_MATERIAL TO PROCESS_:
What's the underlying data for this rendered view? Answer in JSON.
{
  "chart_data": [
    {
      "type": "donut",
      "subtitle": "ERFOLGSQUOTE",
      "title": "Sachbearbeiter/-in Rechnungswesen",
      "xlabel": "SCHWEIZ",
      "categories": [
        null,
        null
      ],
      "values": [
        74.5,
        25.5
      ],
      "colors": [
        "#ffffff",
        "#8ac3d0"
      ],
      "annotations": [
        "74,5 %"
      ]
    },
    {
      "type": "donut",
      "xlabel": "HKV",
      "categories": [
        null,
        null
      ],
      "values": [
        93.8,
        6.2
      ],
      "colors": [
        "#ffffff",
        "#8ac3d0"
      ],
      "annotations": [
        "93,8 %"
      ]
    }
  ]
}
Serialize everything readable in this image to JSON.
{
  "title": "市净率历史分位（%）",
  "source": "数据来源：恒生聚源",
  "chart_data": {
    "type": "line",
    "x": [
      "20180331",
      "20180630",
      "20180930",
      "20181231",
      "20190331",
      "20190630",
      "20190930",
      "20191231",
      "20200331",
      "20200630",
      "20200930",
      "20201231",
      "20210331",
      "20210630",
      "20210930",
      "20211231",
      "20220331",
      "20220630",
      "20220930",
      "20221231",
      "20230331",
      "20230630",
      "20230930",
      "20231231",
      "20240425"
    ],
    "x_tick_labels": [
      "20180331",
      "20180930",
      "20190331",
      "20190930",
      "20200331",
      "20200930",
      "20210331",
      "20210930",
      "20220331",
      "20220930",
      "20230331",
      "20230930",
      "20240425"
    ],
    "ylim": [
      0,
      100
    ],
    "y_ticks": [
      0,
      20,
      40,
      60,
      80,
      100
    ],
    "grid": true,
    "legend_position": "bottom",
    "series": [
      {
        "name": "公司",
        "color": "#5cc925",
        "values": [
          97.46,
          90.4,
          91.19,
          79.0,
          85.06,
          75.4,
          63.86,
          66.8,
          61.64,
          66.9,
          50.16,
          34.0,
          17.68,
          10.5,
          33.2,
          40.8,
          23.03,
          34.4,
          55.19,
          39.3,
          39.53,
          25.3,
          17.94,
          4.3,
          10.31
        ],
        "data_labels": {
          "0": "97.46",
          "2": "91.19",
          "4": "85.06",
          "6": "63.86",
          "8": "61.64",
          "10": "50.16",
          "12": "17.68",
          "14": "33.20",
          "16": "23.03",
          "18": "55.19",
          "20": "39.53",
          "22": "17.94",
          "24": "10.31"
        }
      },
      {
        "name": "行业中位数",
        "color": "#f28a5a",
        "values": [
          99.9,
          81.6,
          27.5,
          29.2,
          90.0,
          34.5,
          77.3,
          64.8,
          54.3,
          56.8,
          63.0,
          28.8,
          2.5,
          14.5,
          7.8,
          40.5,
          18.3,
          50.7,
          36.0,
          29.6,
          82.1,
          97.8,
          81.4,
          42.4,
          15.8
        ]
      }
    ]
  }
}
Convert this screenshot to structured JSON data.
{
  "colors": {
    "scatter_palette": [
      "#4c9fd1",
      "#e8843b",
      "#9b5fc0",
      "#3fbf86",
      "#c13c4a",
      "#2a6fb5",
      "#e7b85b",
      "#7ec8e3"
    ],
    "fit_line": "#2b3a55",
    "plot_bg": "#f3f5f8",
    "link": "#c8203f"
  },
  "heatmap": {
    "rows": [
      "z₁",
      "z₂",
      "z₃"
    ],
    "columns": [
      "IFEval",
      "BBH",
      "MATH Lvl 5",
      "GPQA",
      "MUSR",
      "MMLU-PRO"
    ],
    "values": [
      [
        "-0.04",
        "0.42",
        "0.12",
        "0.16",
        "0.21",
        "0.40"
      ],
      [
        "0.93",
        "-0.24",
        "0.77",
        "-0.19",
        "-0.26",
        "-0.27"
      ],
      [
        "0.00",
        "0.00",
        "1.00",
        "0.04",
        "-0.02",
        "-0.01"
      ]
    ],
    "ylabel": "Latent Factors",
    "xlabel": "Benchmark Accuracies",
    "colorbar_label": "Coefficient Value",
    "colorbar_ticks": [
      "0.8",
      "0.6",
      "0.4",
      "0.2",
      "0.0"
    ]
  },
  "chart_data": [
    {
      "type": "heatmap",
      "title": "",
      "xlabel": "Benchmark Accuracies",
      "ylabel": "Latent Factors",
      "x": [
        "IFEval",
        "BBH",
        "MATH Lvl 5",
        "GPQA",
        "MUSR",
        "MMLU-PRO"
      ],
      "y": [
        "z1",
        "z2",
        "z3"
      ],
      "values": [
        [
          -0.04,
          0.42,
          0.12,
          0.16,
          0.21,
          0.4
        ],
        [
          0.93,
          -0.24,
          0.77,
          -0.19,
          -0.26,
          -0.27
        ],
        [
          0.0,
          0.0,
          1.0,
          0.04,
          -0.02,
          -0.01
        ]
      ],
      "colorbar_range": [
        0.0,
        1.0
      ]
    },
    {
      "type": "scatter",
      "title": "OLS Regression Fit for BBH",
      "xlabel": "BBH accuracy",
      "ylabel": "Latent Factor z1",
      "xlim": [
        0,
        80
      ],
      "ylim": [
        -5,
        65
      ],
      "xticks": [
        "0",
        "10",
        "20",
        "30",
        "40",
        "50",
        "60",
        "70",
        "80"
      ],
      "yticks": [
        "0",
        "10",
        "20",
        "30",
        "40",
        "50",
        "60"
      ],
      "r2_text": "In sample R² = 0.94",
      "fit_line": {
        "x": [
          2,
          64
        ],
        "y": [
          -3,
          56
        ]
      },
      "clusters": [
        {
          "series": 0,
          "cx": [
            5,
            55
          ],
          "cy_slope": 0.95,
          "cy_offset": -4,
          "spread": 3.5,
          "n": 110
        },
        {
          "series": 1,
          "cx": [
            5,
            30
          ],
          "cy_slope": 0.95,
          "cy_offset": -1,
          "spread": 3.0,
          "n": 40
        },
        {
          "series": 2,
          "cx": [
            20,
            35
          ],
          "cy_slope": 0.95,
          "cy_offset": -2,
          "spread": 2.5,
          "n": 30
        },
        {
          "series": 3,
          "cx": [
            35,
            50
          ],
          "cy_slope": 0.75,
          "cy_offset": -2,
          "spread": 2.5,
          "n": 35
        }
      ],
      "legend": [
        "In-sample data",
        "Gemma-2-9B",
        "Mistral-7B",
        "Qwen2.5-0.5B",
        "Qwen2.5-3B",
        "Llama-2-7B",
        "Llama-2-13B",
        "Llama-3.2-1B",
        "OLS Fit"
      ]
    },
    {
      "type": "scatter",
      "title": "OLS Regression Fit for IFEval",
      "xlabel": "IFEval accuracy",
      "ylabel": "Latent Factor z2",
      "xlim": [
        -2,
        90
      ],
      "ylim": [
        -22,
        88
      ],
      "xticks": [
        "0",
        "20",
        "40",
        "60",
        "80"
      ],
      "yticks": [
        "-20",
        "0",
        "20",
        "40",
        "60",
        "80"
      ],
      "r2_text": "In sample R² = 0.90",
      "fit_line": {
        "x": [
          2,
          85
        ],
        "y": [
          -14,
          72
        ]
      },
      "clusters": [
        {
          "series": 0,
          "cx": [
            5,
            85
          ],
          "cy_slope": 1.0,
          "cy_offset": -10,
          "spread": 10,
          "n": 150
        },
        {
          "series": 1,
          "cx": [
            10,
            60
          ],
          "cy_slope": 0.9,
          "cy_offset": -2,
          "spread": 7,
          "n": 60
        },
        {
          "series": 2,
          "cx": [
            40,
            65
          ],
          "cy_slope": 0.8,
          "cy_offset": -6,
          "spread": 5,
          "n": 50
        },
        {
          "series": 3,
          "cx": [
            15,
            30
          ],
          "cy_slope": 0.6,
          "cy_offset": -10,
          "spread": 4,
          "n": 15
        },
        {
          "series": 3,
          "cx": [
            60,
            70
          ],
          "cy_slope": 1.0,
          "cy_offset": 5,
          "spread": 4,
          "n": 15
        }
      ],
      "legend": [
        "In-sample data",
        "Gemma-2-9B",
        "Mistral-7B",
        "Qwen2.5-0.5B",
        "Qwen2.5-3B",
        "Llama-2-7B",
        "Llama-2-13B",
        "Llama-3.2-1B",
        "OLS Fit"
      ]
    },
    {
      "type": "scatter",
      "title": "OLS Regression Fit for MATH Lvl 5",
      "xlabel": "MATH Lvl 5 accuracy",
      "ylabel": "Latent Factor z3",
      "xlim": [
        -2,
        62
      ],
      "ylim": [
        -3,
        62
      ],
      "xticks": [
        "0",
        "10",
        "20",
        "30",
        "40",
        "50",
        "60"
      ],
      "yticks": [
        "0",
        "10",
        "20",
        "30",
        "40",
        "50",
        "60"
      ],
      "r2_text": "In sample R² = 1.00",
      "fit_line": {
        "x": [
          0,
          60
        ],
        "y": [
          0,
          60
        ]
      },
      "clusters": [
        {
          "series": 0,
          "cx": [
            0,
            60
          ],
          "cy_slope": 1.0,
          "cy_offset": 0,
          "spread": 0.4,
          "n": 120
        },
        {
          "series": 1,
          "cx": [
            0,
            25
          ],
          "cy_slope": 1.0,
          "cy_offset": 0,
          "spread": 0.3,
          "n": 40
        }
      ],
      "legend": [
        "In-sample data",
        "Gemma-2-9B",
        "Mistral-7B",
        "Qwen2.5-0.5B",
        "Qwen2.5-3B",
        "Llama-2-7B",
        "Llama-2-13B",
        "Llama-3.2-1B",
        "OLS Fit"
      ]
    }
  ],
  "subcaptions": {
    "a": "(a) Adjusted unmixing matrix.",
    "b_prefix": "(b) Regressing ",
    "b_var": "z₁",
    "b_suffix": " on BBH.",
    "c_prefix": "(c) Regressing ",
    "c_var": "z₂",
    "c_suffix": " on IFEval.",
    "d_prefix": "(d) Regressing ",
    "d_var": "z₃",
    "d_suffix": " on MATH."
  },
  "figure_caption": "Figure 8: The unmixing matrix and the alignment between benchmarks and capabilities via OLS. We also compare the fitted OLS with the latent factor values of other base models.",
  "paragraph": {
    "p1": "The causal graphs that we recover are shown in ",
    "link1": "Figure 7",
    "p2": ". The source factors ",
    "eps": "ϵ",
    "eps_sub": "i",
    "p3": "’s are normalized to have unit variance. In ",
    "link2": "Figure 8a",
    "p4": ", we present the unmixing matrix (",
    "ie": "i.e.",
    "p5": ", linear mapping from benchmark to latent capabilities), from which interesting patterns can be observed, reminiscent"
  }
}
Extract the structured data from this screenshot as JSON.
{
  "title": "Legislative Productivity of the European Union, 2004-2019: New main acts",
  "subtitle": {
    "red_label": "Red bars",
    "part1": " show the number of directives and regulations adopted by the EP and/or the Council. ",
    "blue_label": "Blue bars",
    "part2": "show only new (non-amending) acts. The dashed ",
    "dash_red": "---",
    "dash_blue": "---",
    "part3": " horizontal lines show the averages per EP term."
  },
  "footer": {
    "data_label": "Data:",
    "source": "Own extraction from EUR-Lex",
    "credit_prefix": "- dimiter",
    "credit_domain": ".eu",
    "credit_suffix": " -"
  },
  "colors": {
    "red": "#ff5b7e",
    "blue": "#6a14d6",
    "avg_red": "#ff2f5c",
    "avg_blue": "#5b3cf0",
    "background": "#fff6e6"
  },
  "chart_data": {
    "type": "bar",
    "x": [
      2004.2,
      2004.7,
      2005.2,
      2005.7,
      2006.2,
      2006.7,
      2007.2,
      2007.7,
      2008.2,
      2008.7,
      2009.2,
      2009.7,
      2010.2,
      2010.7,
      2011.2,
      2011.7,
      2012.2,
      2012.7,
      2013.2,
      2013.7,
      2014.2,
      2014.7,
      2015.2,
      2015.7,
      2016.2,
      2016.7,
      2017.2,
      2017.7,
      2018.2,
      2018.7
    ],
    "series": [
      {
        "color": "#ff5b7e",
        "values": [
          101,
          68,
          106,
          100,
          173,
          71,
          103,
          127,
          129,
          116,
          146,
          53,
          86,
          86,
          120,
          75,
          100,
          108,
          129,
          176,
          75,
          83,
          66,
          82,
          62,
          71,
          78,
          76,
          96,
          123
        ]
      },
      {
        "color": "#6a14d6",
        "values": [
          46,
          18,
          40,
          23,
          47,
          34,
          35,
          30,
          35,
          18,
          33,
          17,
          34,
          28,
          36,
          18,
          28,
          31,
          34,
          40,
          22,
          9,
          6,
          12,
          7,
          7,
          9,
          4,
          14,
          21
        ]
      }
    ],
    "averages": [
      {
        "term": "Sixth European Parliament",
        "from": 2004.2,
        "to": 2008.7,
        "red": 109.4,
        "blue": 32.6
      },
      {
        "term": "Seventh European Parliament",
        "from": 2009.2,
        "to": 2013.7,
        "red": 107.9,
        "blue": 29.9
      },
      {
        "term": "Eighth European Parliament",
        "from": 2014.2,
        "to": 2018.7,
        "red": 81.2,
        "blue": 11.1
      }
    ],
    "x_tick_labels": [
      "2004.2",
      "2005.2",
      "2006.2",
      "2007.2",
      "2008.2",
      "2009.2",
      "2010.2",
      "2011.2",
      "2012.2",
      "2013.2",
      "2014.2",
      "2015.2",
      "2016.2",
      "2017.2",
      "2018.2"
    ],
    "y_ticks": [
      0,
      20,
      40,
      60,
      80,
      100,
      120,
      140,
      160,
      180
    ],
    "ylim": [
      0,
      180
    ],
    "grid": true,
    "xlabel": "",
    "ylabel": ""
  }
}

_OBJECTIVE_:
Identify every line where the string "Figure" appears.

_RESULT OF THE EXERCISE_:
  "figure_caption": "Figure 8: The unmixing matrix and the alignment between benchmarks and capabilities via OLS. We also compare the fitted OLS with the latent factor values of other base models.",
    "link1": "Figure 7",
    "link2": "Figure 8a",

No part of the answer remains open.